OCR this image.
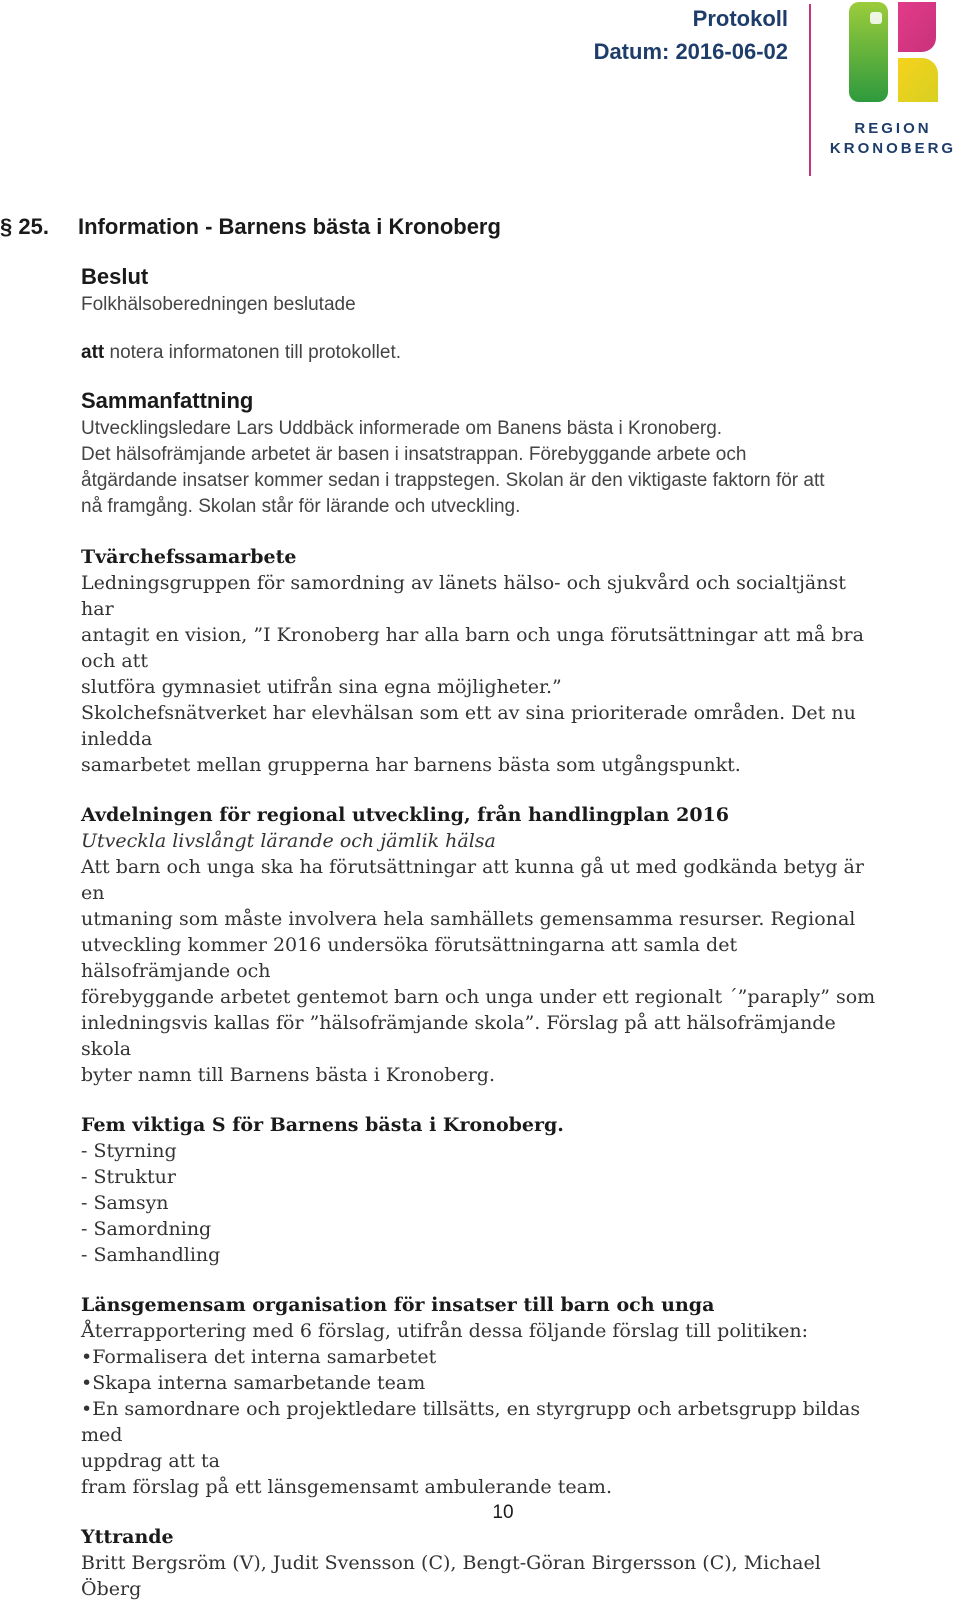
Protokoll
Datum: 2016-06-02
REGION
KRONOBERG
§ 25. Information - Barnens bästa i Kronoberg

Beslut

Folkhälsoberedningen beslutade

att notera informatonen till protokollet.

Sammanfattning

Utvecklingsledare Lars Uddbäck informerade om Banens bästa i Kronoberg.

Det hälsofrämjande arbetet är basen i insatstrappan. Förebyggande arbete och

åtgärdande insatser kommer sedan i trappstegen. Skolan är den viktigaste faktorn för att

nå framgång. Skolan står för lärande och utveckling.

Tvärchefssamarbete

Ledningsgruppen för samordning av länets hälso- och sjukvård och socialtjänst har

antagit en vision, ”I Kronoberg har alla barn och unga förutsättningar att må bra och att

slutföra gymnasiet utifrån sina egna möjligheter.”

Skolchefsnätverket har elevhälsan som ett av sina prioriterade områden. Det nu inledda

samarbetet mellan grupperna har barnens bästa som utgångspunkt.

Avdelningen för regional utveckling, från handlingplan 2016

Utveckla livslångt lärande och jämlik hälsa

Att barn och unga ska ha förutsättningar att kunna gå ut med godkända betyg är en

utmaning som måste involvera hela samhällets gemensamma resurser. Regional

utveckling kommer 2016 undersöka förutsättningarna att samla det hälsofrämjande och

förebyggande arbetet gentemot barn och unga under ett regionalt ´”paraply” som

inledningsvis kallas för ”hälsofrämjande skola”. Förslag på att hälsofrämjande skola

byter namn till Barnens bästa i Kronoberg.

Fem viktiga S för Barnens bästa i Kronoberg.

- Styrning

- Struktur

- Samsyn

- Samordning

- Samhandling

Länsgemensam organisation för insatser till barn och unga

Återrapportering med 6 förslag, utifrån dessa följande förslag till politiken:

•Formalisera det interna samarbetet

•Skapa interna samarbetande team

•En samordnare och projektledare tillsätts, en styrgrupp och arbetsgrupp bildas med

uppdrag att ta

fram förslag på ett länsgemensamt ambulerande team.

Yttrande

Britt Bergsröm (V), Judit Svensson (C), Bengt-Göran Birgersson (C), Michael Öberg

10
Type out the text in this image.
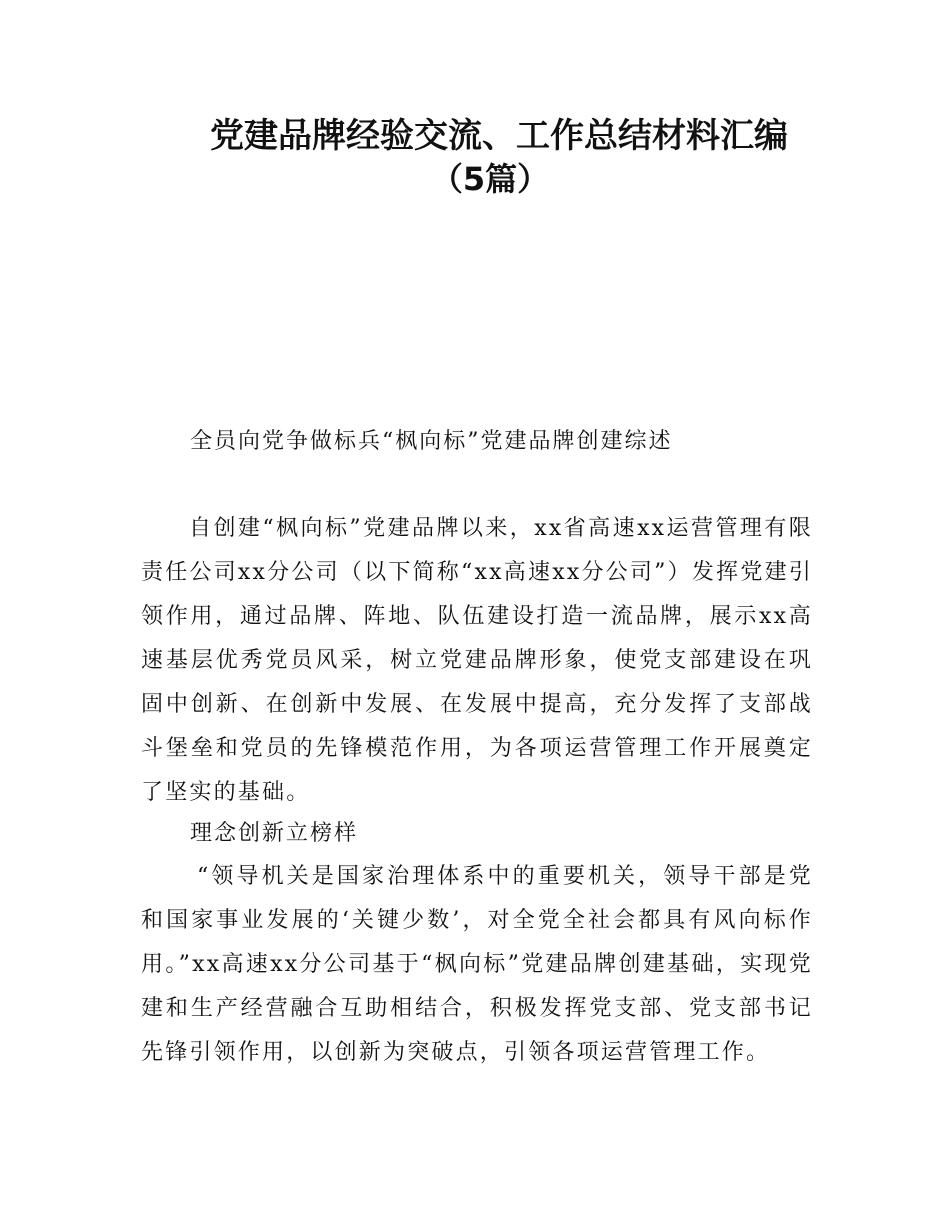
党建品牌经验交流、工作总结材料汇编
（5篇）

全员向党争做标兵“枫向标”党建品牌创建综述

自创建“枫向标”党建品牌以来，xx省高速xx运营管理有限责任公司xx分公司（以下简称“xx高速xx分公司”）发挥党建引领作用，通过品牌、阵地、队伍建设打造一流品牌，展示xx高速基层优秀党员风采，树立党建品牌形象，使党支部建设在巩固中创新、在创新中发展、在发展中提高，充分发挥了支部战斗堡垒和党员的先锋模范作用，为各项运营管理工作开展奠定了坚实的基础。

理念创新立榜样

“领导机关是国家治理体系中的重要机关，领导干部是党和国家事业发展的‘关键少数’，对全党全社会都具有风向标作用。”xx高速xx分公司基于“枫向标”党建品牌创建基础，实现党建和生产经营融合互助相结合，积极发挥党支部、党支部书记先锋引领作用，以创新为突破点，引领各项运营管理工作。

----------

## OBJECTIVE
Within the material above, find the lines that contain the word "this"; copy them.

## EXERCISE RESPONSE
OCR this image.
Type out the text in this image.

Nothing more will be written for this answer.